**DIRECTION**
Copy each line that holds "this".

## START RECORDS SHOWN

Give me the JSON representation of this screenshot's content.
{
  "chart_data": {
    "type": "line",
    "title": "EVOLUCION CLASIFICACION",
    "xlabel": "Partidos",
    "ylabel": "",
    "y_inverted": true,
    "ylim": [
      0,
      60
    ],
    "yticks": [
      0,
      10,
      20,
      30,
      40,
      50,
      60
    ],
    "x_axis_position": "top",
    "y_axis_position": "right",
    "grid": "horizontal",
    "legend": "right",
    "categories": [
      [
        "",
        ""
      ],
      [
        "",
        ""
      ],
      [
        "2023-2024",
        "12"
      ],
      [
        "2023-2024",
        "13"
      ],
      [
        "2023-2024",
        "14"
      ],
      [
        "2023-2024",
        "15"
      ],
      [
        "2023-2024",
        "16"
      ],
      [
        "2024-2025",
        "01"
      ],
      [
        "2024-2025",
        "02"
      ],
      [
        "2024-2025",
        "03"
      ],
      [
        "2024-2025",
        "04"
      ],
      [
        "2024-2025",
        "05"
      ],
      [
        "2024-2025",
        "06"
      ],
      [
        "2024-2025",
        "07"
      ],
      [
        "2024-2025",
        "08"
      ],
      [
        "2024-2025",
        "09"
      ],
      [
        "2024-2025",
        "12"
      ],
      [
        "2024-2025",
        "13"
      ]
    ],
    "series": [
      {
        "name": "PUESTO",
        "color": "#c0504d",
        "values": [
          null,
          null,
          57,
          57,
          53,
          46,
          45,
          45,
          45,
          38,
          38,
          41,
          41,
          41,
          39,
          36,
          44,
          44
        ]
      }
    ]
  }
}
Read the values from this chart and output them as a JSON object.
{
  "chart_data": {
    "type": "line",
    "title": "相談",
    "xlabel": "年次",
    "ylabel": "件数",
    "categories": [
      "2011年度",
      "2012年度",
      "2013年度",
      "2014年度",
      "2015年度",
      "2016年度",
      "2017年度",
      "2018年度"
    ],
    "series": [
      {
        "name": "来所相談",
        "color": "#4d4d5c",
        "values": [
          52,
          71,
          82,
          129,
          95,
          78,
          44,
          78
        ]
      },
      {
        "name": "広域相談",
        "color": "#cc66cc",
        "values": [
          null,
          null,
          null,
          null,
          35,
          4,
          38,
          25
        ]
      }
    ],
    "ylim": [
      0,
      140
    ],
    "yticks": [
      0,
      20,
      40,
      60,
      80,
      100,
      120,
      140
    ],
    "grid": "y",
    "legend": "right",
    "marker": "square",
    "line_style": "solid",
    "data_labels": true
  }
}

## END RECORDS SHOWN

**TASK RESPONSE**
Give me the JSON representation of this screenshot's content.
Read the values from this chart and output them as a JSON object.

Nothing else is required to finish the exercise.